> GIVEN RECORDS:
— Begin —

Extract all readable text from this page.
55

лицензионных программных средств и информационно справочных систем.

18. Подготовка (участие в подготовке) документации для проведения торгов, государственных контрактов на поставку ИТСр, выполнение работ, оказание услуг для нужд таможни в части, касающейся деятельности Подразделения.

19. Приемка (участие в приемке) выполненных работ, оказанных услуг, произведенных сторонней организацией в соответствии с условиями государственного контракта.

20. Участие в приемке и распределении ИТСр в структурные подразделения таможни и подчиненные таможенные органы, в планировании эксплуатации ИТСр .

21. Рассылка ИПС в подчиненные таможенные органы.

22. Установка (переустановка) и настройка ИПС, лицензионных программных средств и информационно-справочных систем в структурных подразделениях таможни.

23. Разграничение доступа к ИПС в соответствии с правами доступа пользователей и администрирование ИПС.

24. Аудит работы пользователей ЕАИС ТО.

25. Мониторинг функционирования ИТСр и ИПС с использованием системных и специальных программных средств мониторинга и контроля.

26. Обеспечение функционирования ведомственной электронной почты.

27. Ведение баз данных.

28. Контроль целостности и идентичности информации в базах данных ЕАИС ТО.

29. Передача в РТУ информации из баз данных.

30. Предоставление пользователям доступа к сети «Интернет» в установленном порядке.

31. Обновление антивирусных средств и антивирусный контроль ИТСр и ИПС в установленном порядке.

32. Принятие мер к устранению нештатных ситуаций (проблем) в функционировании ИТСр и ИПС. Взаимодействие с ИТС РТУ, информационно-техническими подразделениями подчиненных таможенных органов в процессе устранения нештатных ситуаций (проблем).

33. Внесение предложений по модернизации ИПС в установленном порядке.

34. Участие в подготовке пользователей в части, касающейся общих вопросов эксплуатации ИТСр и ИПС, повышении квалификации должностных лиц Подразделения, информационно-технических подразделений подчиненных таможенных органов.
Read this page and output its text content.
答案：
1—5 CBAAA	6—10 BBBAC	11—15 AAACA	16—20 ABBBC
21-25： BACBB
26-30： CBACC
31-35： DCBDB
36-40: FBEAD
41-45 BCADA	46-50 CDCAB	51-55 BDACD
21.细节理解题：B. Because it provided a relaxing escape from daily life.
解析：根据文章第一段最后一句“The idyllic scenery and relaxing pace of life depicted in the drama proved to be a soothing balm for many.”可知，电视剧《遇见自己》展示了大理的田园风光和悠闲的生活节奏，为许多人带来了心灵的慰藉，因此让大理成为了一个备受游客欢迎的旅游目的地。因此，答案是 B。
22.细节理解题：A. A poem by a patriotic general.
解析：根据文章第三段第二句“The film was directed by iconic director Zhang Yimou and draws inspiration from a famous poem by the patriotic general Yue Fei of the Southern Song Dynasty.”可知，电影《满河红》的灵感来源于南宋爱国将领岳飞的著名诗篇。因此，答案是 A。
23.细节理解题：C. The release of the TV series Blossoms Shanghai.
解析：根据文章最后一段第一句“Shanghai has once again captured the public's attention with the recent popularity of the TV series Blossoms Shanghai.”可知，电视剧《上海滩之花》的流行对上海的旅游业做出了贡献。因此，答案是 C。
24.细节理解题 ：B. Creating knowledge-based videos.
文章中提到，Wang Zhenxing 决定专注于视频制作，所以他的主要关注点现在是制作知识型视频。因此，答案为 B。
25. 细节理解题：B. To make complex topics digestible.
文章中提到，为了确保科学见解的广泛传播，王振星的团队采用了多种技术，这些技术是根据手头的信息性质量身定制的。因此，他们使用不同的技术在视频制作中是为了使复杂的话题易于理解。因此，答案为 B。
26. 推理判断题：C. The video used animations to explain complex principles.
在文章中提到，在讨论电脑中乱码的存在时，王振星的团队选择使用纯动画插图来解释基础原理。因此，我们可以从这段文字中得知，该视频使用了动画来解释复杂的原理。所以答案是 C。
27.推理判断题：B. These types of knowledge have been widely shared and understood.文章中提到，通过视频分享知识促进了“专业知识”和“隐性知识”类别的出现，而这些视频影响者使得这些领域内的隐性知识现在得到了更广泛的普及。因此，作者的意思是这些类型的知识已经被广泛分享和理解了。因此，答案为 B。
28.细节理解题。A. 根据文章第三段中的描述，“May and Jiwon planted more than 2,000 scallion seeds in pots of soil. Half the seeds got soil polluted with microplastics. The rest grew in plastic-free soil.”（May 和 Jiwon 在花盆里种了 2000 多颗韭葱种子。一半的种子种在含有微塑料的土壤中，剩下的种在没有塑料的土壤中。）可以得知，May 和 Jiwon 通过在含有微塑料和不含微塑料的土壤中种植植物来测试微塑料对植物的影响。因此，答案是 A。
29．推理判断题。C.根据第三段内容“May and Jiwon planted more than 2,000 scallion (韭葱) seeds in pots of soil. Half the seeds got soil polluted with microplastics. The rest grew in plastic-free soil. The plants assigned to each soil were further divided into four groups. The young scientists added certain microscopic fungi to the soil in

— End —

> EXERCISE AIM: Output all of the data again. Match it exactly.

> TASK RESULT:
Extract all readable text from this page.
55

лицензионных программных средств и информационно справочных систем.

18. Подготовка (участие в подготовке) документации для проведения торгов, государственных контрактов на поставку ИТСр, выполнение работ, оказание услуг для нужд таможни в части, касающейся деятельности Подразделения.

19. Приемка (участие в приемке) выполненных работ, оказанных услуг, произведенных сторонней организацией в соответствии с условиями государственного контракта.

20. Участие в приемке и распределении ИТСр в структурные подразделения таможни и подчиненные таможенные органы, в планировании эксплуатации ИТСр .

21. Рассылка ИПС в подчиненные таможенные органы.

22. Установка (переустановка) и настройка ИПС, лицензионных программных средств и информационно-справочных систем в структурных подразделениях таможни.

23. Разграничение доступа к ИПС в соответствии с правами доступа пользователей и администрирование ИПС.

24. Аудит работы пользователей ЕАИС ТО.

25. Мониторинг функционирования ИТСр и ИПС с использованием системных и специальных программных средств мониторинга и контроля.

26. Обеспечение функционирования ведомственной электронной почты.

27. Ведение баз данных.

28. Контроль целостности и идентичности информации в базах данных ЕАИС ТО.

29. Передача в РТУ информации из баз данных.

30. Предоставление пользователям доступа к сети «Интернет» в установленном порядке.

31. Обновление антивирусных средств и антивирусный контроль ИТСр и ИПС в установленном порядке.

32. Принятие мер к устранению нештатных ситуаций (проблем) в функционировании ИТСр и ИПС. Взаимодействие с ИТС РТУ, информационно-техническими подразделениями подчиненных таможенных органов в процессе устранения нештатных ситуаций (проблем).

33. Внесение предложений по модернизации ИПС в установленном порядке.

34. Участие в подготовке пользователей в части, касающейся общих вопросов эксплуатации ИТСр и ИПС, повышении квалификации должностных лиц Подразделения, информационно-технических подразделений подчиненных таможенных органов.
Read this page and output its text content.
答案：
1—5 CBAAA	6—10 BBBAC	11—15 AAACA	16—20 ABBBC
21-25： BACBB
26-30： CBACC
31-35： DCBDB
36-40: FBEAD
41-45 BCADA	46-50 CDCAB	51-55 BDACD
21.细节理解题：B. Because it provided a relaxing escape from daily life.
解析：根据文章第一段最后一句“The idyllic scenery and relaxing pace of life depicted in the drama proved to be a soothing balm for many.”可知，电视剧《遇见自己》展示了大理的田园风光和悠闲的生活节奏，为许多人带来了心灵的慰藉，因此让大理成为了一个备受游客欢迎的旅游目的地。因此，答案是 B。
22.细节理解题：A. A poem by a patriotic general.
解析：根据文章第三段第二句“The film was directed by iconic director Zhang Yimou and draws inspiration from a famous poem by the patriotic general Yue Fei of the Southern Song Dynasty.”可知，电影《满河红》的灵感来源于南宋爱国将领岳飞的著名诗篇。因此，答案是 A。
23.细节理解题：C. The release of the TV series Blossoms Shanghai.
解析：根据文章最后一段第一句“Shanghai has once again captured the public's attention with the recent popularity of the TV series Blossoms Shanghai.”可知，电视剧《上海滩之花》的流行对上海的旅游业做出了贡献。因此，答案是 C。
24.细节理解题 ：B. Creating knowledge-based videos.
文章中提到，Wang Zhenxing 决定专注于视频制作，所以他的主要关注点现在是制作知识型视频。因此，答案为 B。
25. 细节理解题：B. To make complex topics digestible.
文章中提到，为了确保科学见解的广泛传播，王振星的团队采用了多种技术，这些技术是根据手头的信息性质量身定制的。因此，他们使用不同的技术在视频制作中是为了使复杂的话题易于理解。因此，答案为 B。
26. 推理判断题：C. The video used animations to explain complex principles.
在文章中提到，在讨论电脑中乱码的存在时，王振星的团队选择使用纯动画插图来解释基础原理。因此，我们可以从这段文字中得知，该视频使用了动画来解释复杂的原理。所以答案是 C。
27.推理判断题：B. These types of knowledge have been widely shared and understood.文章中提到，通过视频分享知识促进了“专业知识”和“隐性知识”类别的出现，而这些视频影响者使得这些领域内的隐性知识现在得到了更广泛的普及。因此，作者的意思是这些类型的知识已经被广泛分享和理解了。因此，答案为 B。
28.细节理解题。A. 根据文章第三段中的描述，“May and Jiwon planted more than 2,000 scallion seeds in pots of soil. Half the seeds got soil polluted with microplastics. The rest grew in plastic-free soil.”（May 和 Jiwon 在花盆里种了 2000 多颗韭葱种子。一半的种子种在含有微塑料的土壤中，剩下的种在没有塑料的土壤中。）可以得知，May 和 Jiwon 通过在含有微塑料和不含微塑料的土壤中种植植物来测试微塑料对植物的影响。因此，答案是 A。
29．推理判断题。C.根据第三段内容“May and Jiwon planted more than 2,000 scallion (韭葱) seeds in pots of soil. Half the seeds got soil polluted with microplastics. The rest grew in plastic-free soil. The plants assigned to each soil were further divided into four groups. The young scientists added certain microscopic fungi to the soil in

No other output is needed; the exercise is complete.